## [Record extracts]
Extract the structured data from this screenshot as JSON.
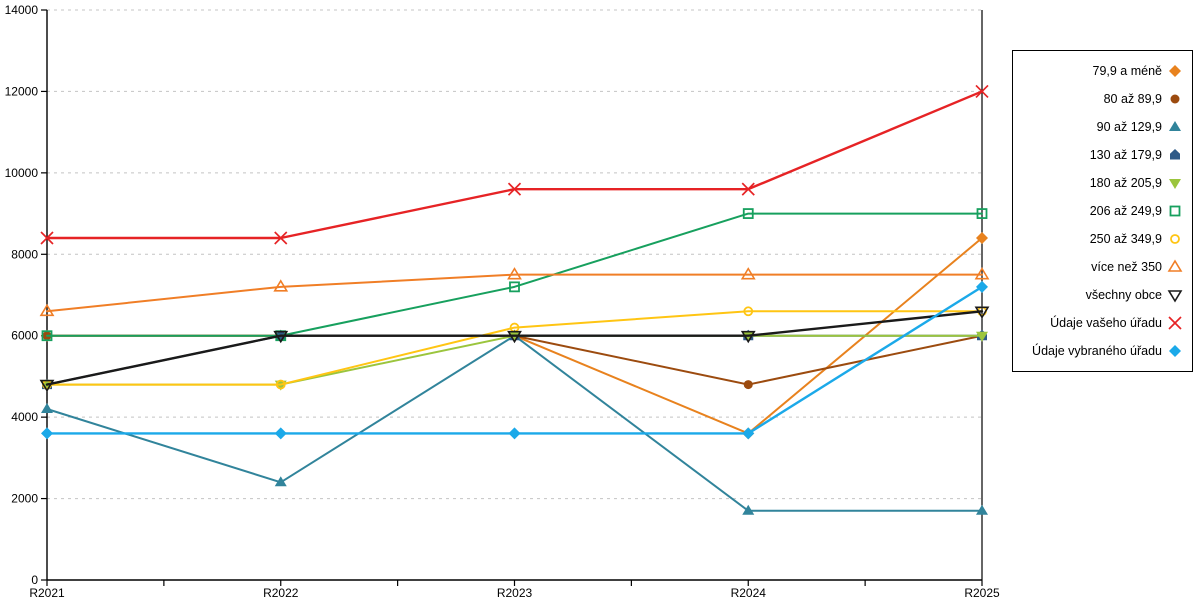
{
  "chart_data": {
    "type": "line",
    "title": "",
    "xlabel": "",
    "ylabel": "",
    "categories": [
      "R2021",
      "R2022",
      "R2023",
      "R2024",
      "R2025"
    ],
    "ylim": [
      0,
      14000
    ],
    "y_ticks": [
      0,
      2000,
      4000,
      6000,
      8000,
      10000,
      12000,
      14000
    ],
    "grid": "dashed-horizontal",
    "legend_position": "right",
    "series": [
      {
        "name": "79,9 a méně",
        "marker": "diamond-filled",
        "color": "#E8821E",
        "line_width": 2,
        "values": [
          6000,
          6000,
          6000,
          3600,
          8400
        ]
      },
      {
        "name": "80 až 89,9",
        "marker": "circle-filled",
        "color": "#9C4B0F",
        "line_width": 2,
        "values": [
          6000,
          6000,
          6000,
          4800,
          6000
        ]
      },
      {
        "name": "90 až 129,9",
        "marker": "triangle-up-filled",
        "color": "#31849B",
        "line_width": 2,
        "values": [
          4200,
          2400,
          6000,
          1700,
          1700
        ]
      },
      {
        "name": "130 až 179,9",
        "marker": "pentagon-filled",
        "color": "#2E5A88",
        "line_width": 2,
        "values": [
          4800,
          6000,
          6000,
          6000,
          6000
        ]
      },
      {
        "name": "180 až 205,9",
        "marker": "triangle-down-filled",
        "color": "#9BC53D",
        "line_width": 2,
        "values": [
          4800,
          4800,
          6000,
          6000,
          6000
        ]
      },
      {
        "name": "206 až 249,9",
        "marker": "square-open",
        "color": "#17A05E",
        "line_width": 2,
        "values": [
          6000,
          6000,
          7200,
          9000,
          9000
        ]
      },
      {
        "name": "250 až 349,9",
        "marker": "circle-open",
        "color": "#FFC513",
        "line_width": 2,
        "values": [
          4800,
          4800,
          6200,
          6600,
          6600
        ]
      },
      {
        "name": "více než 350",
        "marker": "triangle-up-open",
        "color": "#F07E26",
        "line_width": 2,
        "values": [
          6600,
          7200,
          7500,
          7500,
          7500
        ]
      },
      {
        "name": "všechny obce",
        "marker": "triangle-down-open",
        "color": "#1A1A1A",
        "line_width": 2.4,
        "values": [
          4800,
          6000,
          6000,
          6000,
          6600
        ]
      },
      {
        "name": "Údaje vašeho úřadu",
        "marker": "x-cross",
        "color": "#E62325",
        "line_width": 2.4,
        "values": [
          8400,
          8400,
          9600,
          9600,
          12000
        ]
      },
      {
        "name": "Údaje vybraného úřadu",
        "marker": "diamond-filled",
        "color": "#1BA9E9",
        "line_width": 2.4,
        "values": [
          3600,
          3600,
          3600,
          3600,
          7200
        ]
      }
    ]
  },
  "colors": {
    "background": "#FFFFFF",
    "grid": "#C4C4C4",
    "axis": "#000000",
    "legend_border": "#000000",
    "text": "#000000"
  }
}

## [Exercise description]
Write out each entry exactly as given, but skip the pictures.

## [Answer to the exercise]
Extract the structured data from this screenshot as JSON.
{
  "chart_data": {
    "type": "line",
    "title": "",
    "xlabel": "",
    "ylabel": "",
    "categories": [
      "R2021",
      "R2022",
      "R2023",
      "R2024",
      "R2025"
    ],
    "ylim": [
      0,
      14000
    ],
    "y_ticks": [
      0,
      2000,
      4000,
      6000,
      8000,
      10000,
      12000,
      14000
    ],
    "grid": "dashed-horizontal",
    "legend_position": "right",
    "series": [
      {
        "name": "79,9 a méně",
        "marker": "diamond-filled",
        "color": "#E8821E",
        "line_width": 2,
        "values": [
          6000,
          6000,
          6000,
          3600,
          8400
        ]
      },
      {
        "name": "80 až 89,9",
        "marker": "circle-filled",
        "color": "#9C4B0F",
        "line_width": 2,
        "values": [
          6000,
          6000,
          6000,
          4800,
          6000
        ]
      },
      {
        "name": "90 až 129,9",
        "marker": "triangle-up-filled",
        "color": "#31849B",
        "line_width": 2,
        "values": [
          4200,
          2400,
          6000,
          1700,
          1700
        ]
      },
      {
        "name": "130 až 179,9",
        "marker": "pentagon-filled",
        "color": "#2E5A88",
        "line_width": 2,
        "values": [
          4800,
          6000,
          6000,
          6000,
          6000
        ]
      },
      {
        "name": "180 až 205,9",
        "marker": "triangle-down-filled",
        "color": "#9BC53D",
        "line_width": 2,
        "values": [
          4800,
          4800,
          6000,
          6000,
          6000
        ]
      },
      {
        "name": "206 až 249,9",
        "marker": "square-open",
        "color": "#17A05E",
        "line_width": 2,
        "values": [
          6000,
          6000,
          7200,
          9000,
          9000
        ]
      },
      {
        "name": "250 až 349,9",
        "marker": "circle-open",
        "color": "#FFC513",
        "line_width": 2,
        "values": [
          4800,
          4800,
          6200,
          6600,
          6600
        ]
      },
      {
        "name": "více než 350",
        "marker": "triangle-up-open",
        "color": "#F07E26",
        "line_width": 2,
        "values": [
          6600,
          7200,
          7500,
          7500,
          7500
        ]
      },
      {
        "name": "všechny obce",
        "marker": "triangle-down-open",
        "color": "#1A1A1A",
        "line_width": 2.4,
        "values": [
          4800,
          6000,
          6000,
          6000,
          6600
        ]
      },
      {
        "name": "Údaje vašeho úřadu",
        "marker": "x-cross",
        "color": "#E62325",
        "line_width": 2.4,
        "values": [
          8400,
          8400,
          9600,
          9600,
          12000
        ]
      },
      {
        "name": "Údaje vybraného úřadu",
        "marker": "diamond-filled",
        "color": "#1BA9E9",
        "line_width": 2.4,
        "values": [
          3600,
          3600,
          3600,
          3600,
          7200
        ]
      }
    ]
  },
  "colors": {
    "background": "#FFFFFF",
    "grid": "#C4C4C4",
    "axis": "#000000",
    "legend_border": "#000000",
    "text": "#000000"
  }
}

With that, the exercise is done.